Your task is to copy the material exactly.

__Extracted records__.

-=-=-

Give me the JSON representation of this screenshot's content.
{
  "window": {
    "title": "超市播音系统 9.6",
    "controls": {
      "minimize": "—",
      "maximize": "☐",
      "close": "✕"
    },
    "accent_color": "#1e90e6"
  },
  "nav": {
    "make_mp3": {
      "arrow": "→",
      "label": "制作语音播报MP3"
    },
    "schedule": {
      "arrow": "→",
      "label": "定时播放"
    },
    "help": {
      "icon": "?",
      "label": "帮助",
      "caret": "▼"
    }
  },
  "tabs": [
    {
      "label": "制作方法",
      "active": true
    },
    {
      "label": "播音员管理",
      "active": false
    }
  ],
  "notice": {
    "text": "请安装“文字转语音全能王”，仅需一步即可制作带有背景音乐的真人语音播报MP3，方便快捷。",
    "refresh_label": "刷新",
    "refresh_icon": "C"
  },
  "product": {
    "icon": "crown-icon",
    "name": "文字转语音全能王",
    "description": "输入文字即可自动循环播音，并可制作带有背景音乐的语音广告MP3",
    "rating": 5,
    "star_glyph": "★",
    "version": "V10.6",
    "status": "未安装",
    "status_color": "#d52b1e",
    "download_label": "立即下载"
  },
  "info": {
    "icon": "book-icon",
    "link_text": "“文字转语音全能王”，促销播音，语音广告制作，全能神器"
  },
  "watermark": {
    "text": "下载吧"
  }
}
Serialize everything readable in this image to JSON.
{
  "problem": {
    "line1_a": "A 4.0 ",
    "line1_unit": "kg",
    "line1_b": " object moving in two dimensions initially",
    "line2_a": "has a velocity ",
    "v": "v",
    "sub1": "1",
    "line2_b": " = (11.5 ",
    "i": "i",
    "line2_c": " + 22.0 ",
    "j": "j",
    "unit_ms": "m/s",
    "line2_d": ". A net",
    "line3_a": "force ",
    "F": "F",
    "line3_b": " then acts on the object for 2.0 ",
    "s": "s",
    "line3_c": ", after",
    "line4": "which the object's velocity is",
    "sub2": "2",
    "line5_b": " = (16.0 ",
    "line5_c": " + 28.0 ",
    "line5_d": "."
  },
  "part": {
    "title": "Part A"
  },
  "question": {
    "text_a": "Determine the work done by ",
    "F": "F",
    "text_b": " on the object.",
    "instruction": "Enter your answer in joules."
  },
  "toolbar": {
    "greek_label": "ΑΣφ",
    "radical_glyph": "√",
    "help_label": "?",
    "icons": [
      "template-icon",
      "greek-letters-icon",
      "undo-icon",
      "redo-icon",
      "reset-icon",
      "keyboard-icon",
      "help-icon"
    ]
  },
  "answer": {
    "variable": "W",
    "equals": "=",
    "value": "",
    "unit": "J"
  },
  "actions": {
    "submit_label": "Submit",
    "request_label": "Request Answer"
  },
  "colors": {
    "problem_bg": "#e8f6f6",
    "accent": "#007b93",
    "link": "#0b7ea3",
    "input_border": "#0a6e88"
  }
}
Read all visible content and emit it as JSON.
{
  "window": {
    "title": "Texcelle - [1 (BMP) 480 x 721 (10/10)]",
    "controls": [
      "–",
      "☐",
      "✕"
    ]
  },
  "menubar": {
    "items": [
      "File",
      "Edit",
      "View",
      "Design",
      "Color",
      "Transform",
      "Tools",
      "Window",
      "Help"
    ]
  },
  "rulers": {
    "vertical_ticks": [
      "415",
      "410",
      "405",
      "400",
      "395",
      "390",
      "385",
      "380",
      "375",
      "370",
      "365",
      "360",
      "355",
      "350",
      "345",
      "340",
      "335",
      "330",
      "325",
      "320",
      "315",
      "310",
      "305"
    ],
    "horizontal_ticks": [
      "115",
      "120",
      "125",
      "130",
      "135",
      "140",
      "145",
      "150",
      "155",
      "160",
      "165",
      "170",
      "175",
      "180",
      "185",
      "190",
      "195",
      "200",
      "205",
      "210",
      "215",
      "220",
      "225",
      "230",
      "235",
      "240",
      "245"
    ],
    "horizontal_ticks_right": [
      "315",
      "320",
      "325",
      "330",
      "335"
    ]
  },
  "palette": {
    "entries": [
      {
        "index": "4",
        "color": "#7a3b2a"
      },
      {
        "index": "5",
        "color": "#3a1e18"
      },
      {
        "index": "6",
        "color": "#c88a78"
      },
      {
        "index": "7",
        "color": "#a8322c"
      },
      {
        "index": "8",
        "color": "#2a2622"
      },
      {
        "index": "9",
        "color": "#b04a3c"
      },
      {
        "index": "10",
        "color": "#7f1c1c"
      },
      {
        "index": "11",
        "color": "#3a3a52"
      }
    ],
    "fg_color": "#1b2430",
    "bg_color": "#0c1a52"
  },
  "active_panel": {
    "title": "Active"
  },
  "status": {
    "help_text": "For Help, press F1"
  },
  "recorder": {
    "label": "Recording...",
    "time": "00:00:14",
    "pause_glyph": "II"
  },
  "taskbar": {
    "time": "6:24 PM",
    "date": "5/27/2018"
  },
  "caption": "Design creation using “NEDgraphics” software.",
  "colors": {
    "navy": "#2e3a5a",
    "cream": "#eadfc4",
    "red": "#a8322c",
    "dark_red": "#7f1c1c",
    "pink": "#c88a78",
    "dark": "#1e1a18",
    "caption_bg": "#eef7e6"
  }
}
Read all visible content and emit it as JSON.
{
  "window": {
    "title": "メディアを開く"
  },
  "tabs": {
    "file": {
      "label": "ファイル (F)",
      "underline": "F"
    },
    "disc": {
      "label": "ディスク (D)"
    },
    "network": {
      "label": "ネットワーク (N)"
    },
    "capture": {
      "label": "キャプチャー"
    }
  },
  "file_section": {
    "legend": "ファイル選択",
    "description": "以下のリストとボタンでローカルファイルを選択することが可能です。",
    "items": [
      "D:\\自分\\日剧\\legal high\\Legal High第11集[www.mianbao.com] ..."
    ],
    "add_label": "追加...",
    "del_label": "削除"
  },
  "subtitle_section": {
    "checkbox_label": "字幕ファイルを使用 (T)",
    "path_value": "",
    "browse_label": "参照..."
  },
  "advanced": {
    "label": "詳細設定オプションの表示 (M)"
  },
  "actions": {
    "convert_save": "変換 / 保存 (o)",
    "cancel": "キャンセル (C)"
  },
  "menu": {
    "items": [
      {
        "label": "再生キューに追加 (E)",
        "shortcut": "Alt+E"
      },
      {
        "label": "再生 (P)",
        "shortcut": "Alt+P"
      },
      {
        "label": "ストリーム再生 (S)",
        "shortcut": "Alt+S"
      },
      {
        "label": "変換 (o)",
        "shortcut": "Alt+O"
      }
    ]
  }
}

-=-=-

__Response__.
Give me the JSON representation of this screenshot's content.
{
  "window": {
    "title": "超市播音系统 9.6",
    "controls": {
      "minimize": "—",
      "maximize": "☐",
      "close": "✕"
    },
    "accent_color": "#1e90e6"
  },
  "nav": {
    "make_mp3": {
      "arrow": "→",
      "label": "制作语音播报MP3"
    },
    "schedule": {
      "arrow": "→",
      "label": "定时播放"
    },
    "help": {
      "icon": "?",
      "label": "帮助",
      "caret": "▼"
    }
  },
  "tabs": [
    {
      "label": "制作方法",
      "active": true
    },
    {
      "label": "播音员管理",
      "active": false
    }
  ],
  "notice": {
    "text": "请安装“文字转语音全能王”，仅需一步即可制作带有背景音乐的真人语音播报MP3，方便快捷。",
    "refresh_label": "刷新",
    "refresh_icon": "C"
  },
  "product": {
    "icon": "crown-icon",
    "name": "文字转语音全能王",
    "description": "输入文字即可自动循环播音，并可制作带有背景音乐的语音广告MP3",
    "rating": 5,
    "star_glyph": "★",
    "version": "V10.6",
    "status": "未安装",
    "status_color": "#d52b1e",
    "download_label": "立即下载"
  },
  "info": {
    "icon": "book-icon",
    "link_text": "“文字转语音全能王”，促销播音，语音广告制作，全能神器"
  },
  "watermark": {
    "text": "下载吧"
  }
}
Serialize everything readable in this image to JSON.
{
  "problem": {
    "line1_a": "A 4.0 ",
    "line1_unit": "kg",
    "line1_b": " object moving in two dimensions initially",
    "line2_a": "has a velocity ",
    "v": "v",
    "sub1": "1",
    "line2_b": " = (11.5 ",
    "i": "i",
    "line2_c": " + 22.0 ",
    "j": "j",
    "unit_ms": "m/s",
    "line2_d": ". A net",
    "line3_a": "force ",
    "F": "F",
    "line3_b": " then acts on the object for 2.0 ",
    "s": "s",
    "line3_c": ", after",
    "line4": "which the object's velocity is",
    "sub2": "2",
    "line5_b": " = (16.0 ",
    "line5_c": " + 28.0 ",
    "line5_d": "."
  },
  "part": {
    "title": "Part A"
  },
  "question": {
    "text_a": "Determine the work done by ",
    "F": "F",
    "text_b": " on the object.",
    "instruction": "Enter your answer in joules."
  },
  "toolbar": {
    "greek_label": "ΑΣφ",
    "radical_glyph": "√",
    "help_label": "?",
    "icons": [
      "template-icon",
      "greek-letters-icon",
      "undo-icon",
      "redo-icon",
      "reset-icon",
      "keyboard-icon",
      "help-icon"
    ]
  },
  "answer": {
    "variable": "W",
    "equals": "=",
    "value": "",
    "unit": "J"
  },
  "actions": {
    "submit_label": "Submit",
    "request_label": "Request Answer"
  },
  "colors": {
    "problem_bg": "#e8f6f6",
    "accent": "#007b93",
    "link": "#0b7ea3",
    "input_border": "#0a6e88"
  }
}
Read all visible content and emit it as JSON.
{
  "window": {
    "title": "Texcelle - [1 (BMP) 480 x 721 (10/10)]",
    "controls": [
      "–",
      "☐",
      "✕"
    ]
  },
  "menubar": {
    "items": [
      "File",
      "Edit",
      "View",
      "Design",
      "Color",
      "Transform",
      "Tools",
      "Window",
      "Help"
    ]
  },
  "rulers": {
    "vertical_ticks": [
      "415",
      "410",
      "405",
      "400",
      "395",
      "390",
      "385",
      "380",
      "375",
      "370",
      "365",
      "360",
      "355",
      "350",
      "345",
      "340",
      "335",
      "330",
      "325",
      "320",
      "315",
      "310",
      "305"
    ],
    "horizontal_ticks": [
      "115",
      "120",
      "125",
      "130",
      "135",
      "140",
      "145",
      "150",
      "155",
      "160",
      "165",
      "170",
      "175",
      "180",
      "185",
      "190",
      "195",
      "200",
      "205",
      "210",
      "215",
      "220",
      "225",
      "230",
      "235",
      "240",
      "245"
    ],
    "horizontal_ticks_right": [
      "315",
      "320",
      "325",
      "330",
      "335"
    ]
  },
  "palette": {
    "entries": [
      {
        "index": "4",
        "color": "#7a3b2a"
      },
      {
        "index": "5",
        "color": "#3a1e18"
      },
      {
        "index": "6",
        "color": "#c88a78"
      },
      {
        "index": "7",
        "color": "#a8322c"
      },
      {
        "index": "8",
        "color": "#2a2622"
      },
      {
        "index": "9",
        "color": "#b04a3c"
      },
      {
        "index": "10",
        "color": "#7f1c1c"
      },
      {
        "index": "11",
        "color": "#3a3a52"
      }
    ],
    "fg_color": "#1b2430",
    "bg_color": "#0c1a52"
  },
  "active_panel": {
    "title": "Active"
  },
  "status": {
    "help_text": "For Help, press F1"
  },
  "recorder": {
    "label": "Recording...",
    "time": "00:00:14",
    "pause_glyph": "II"
  },
  "taskbar": {
    "time": "6:24 PM",
    "date": "5/27/2018"
  },
  "caption": "Design creation using “NEDgraphics” software.",
  "colors": {
    "navy": "#2e3a5a",
    "cream": "#eadfc4",
    "red": "#a8322c",
    "dark_red": "#7f1c1c",
    "pink": "#c88a78",
    "dark": "#1e1a18",
    "caption_bg": "#eef7e6"
  }
}
Read all visible content and emit it as JSON.
{
  "window": {
    "title": "メディアを開く"
  },
  "tabs": {
    "file": {
      "label": "ファイル (F)",
      "underline": "F"
    },
    "disc": {
      "label": "ディスク (D)"
    },
    "network": {
      "label": "ネットワーク (N)"
    },
    "capture": {
      "label": "キャプチャー"
    }
  },
  "file_section": {
    "legend": "ファイル選択",
    "description": "以下のリストとボタンでローカルファイルを選択することが可能です。",
    "items": [
      "D:\\自分\\日剧\\legal high\\Legal High第11集[www.mianbao.com] ..."
    ],
    "add_label": "追加...",
    "del_label": "削除"
  },
  "subtitle_section": {
    "checkbox_label": "字幕ファイルを使用 (T)",
    "path_value": "",
    "browse_label": "参照..."
  },
  "advanced": {
    "label": "詳細設定オプションの表示 (M)"
  },
  "actions": {
    "convert_save": "変換 / 保存 (o)",
    "cancel": "キャンセル (C)"
  },
  "menu": {
    "items": [
      {
        "label": "再生キューに追加 (E)",
        "shortcut": "Alt+E"
      },
      {
        "label": "再生 (P)",
        "shortcut": "Alt+P"
      },
      {
        "label": "ストリーム再生 (S)",
        "shortcut": "Alt+S"
      },
      {
        "label": "変換 (o)",
        "shortcut": "Alt+O"
      }
    ]
  }
}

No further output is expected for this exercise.